§ **INSTRUCTIONS TO FOLLOW**
Copy every line in which the string "化学试题" occurs.

§ **PROVIDED MATERIAL**
** Begin **
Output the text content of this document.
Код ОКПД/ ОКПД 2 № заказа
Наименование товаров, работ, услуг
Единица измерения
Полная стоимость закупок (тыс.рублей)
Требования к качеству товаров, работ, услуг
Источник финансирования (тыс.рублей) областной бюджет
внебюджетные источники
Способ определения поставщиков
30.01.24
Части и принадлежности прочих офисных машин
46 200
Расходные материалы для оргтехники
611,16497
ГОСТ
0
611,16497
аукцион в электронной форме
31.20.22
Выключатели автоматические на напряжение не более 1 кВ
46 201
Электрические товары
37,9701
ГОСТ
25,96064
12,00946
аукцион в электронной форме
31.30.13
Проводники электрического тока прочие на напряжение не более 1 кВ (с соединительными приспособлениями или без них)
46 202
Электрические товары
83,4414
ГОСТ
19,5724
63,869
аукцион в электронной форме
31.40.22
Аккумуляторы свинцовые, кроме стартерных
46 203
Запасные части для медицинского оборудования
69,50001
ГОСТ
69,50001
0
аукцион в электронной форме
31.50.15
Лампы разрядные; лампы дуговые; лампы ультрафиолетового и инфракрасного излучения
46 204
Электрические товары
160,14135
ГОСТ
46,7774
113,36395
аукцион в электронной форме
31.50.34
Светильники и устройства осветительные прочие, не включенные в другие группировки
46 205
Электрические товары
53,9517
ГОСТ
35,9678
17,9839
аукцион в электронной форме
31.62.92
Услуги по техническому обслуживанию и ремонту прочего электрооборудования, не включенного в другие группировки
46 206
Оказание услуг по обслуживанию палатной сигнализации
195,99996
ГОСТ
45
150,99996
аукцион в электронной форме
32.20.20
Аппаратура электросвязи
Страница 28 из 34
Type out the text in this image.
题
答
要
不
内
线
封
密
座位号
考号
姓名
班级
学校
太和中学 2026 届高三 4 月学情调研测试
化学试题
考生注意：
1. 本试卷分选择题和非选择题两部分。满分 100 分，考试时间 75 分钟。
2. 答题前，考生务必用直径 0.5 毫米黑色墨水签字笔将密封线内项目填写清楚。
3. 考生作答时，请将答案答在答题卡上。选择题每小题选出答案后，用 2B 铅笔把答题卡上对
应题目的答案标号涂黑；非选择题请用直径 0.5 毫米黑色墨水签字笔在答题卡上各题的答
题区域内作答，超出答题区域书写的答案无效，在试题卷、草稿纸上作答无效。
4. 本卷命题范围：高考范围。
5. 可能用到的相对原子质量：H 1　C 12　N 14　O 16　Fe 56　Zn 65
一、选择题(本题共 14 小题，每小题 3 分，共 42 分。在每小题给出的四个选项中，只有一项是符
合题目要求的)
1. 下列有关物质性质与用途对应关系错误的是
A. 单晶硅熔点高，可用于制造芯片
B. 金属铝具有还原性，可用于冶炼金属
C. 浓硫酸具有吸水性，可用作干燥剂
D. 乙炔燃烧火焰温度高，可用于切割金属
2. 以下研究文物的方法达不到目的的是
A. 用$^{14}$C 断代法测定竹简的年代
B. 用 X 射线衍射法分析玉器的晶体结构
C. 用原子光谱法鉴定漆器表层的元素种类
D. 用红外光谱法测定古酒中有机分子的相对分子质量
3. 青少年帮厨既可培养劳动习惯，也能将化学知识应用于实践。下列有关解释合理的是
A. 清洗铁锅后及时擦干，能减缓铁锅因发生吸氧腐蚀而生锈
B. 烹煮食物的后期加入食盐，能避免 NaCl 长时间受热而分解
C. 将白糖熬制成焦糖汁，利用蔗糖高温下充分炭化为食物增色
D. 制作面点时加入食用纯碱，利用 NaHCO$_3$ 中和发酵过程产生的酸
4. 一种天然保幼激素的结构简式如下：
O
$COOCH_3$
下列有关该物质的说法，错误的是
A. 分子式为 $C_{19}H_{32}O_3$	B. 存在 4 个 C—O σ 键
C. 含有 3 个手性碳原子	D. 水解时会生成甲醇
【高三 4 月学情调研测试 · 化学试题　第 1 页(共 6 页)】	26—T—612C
** End **
** Begin **
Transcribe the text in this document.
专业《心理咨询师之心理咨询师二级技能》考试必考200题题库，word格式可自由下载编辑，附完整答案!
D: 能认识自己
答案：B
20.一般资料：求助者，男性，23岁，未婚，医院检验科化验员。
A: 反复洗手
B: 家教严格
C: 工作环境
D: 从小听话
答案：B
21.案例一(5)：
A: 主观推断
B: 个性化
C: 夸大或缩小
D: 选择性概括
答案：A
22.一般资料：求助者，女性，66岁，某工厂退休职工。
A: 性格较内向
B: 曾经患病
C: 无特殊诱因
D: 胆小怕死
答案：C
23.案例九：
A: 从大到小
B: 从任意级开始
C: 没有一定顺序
** End **
** Begin **
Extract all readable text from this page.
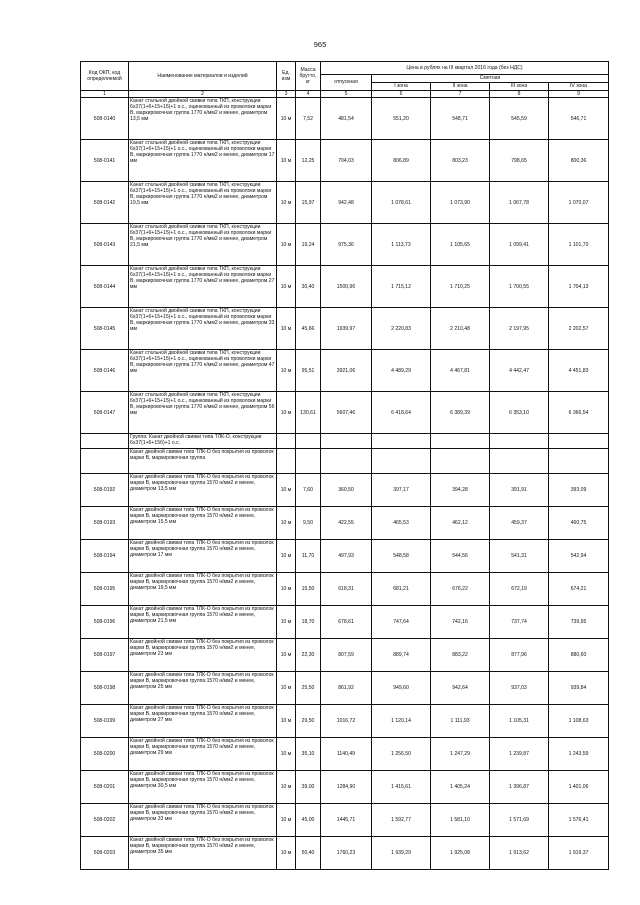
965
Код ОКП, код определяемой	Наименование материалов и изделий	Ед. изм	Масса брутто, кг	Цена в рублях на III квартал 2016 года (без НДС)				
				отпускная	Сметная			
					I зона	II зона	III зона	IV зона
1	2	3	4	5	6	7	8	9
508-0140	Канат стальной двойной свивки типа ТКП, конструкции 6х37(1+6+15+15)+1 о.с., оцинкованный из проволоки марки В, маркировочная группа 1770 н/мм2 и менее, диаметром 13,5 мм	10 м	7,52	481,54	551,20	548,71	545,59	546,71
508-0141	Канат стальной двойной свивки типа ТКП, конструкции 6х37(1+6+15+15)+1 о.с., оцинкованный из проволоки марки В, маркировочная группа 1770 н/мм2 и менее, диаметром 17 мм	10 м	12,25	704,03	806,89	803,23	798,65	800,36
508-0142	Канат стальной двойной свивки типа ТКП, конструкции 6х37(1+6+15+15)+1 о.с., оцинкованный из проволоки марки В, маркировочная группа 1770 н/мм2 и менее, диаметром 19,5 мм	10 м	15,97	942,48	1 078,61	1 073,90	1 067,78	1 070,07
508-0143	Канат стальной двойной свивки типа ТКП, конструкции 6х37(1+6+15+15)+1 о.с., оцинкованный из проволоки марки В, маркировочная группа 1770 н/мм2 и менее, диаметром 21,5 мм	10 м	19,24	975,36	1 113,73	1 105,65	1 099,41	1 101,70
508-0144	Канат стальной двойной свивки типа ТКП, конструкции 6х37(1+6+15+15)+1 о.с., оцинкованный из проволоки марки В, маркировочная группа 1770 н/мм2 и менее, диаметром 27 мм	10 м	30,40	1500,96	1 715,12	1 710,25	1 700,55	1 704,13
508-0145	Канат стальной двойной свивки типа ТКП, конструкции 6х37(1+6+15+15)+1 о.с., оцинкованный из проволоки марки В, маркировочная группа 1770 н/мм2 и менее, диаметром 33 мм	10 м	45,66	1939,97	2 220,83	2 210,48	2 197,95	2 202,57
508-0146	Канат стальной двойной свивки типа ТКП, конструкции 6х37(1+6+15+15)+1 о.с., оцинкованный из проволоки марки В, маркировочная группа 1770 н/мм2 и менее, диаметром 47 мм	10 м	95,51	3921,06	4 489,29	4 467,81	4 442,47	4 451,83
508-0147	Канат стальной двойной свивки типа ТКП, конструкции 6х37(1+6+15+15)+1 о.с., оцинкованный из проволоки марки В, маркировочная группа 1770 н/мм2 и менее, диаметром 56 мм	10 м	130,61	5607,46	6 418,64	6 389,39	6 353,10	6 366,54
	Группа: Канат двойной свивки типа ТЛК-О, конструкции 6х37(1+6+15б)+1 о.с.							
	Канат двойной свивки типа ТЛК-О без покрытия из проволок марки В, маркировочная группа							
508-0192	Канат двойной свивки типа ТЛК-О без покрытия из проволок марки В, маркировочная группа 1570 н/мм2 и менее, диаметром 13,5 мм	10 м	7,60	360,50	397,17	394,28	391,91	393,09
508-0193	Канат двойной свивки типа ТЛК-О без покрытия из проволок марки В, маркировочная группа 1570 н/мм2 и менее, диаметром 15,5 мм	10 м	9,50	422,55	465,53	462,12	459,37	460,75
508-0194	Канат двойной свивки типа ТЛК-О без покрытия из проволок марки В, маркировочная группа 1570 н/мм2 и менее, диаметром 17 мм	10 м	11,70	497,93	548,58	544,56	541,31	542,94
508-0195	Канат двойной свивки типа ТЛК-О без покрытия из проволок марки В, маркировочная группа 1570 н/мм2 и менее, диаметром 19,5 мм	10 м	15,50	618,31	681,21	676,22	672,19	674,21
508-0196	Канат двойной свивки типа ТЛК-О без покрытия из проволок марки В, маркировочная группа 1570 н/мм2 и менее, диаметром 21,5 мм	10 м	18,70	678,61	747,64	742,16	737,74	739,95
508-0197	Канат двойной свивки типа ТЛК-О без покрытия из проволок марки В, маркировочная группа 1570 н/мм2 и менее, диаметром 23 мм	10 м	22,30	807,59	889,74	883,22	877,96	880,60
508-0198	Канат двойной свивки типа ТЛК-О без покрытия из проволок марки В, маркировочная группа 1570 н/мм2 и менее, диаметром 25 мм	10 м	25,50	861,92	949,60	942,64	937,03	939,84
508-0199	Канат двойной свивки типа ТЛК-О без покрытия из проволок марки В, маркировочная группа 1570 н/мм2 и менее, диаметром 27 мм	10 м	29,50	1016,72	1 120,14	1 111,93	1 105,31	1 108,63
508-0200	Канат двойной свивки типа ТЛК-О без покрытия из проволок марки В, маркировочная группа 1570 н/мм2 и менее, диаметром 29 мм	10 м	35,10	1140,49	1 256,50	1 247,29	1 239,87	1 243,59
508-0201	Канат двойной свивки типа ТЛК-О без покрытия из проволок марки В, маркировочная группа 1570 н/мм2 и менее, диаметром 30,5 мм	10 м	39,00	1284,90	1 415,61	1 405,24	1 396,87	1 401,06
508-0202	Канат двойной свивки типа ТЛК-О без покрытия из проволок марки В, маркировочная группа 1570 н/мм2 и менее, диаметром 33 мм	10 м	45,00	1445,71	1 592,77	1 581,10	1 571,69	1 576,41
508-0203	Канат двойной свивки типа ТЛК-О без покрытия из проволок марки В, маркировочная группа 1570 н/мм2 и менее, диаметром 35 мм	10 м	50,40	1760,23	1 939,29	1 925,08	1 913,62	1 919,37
** End **
§ **TASK SOLUTION**
化学试题
【高三 4 月学情调研测试 · 化学试题　第 1 页(共 6 页)】	26—T—612C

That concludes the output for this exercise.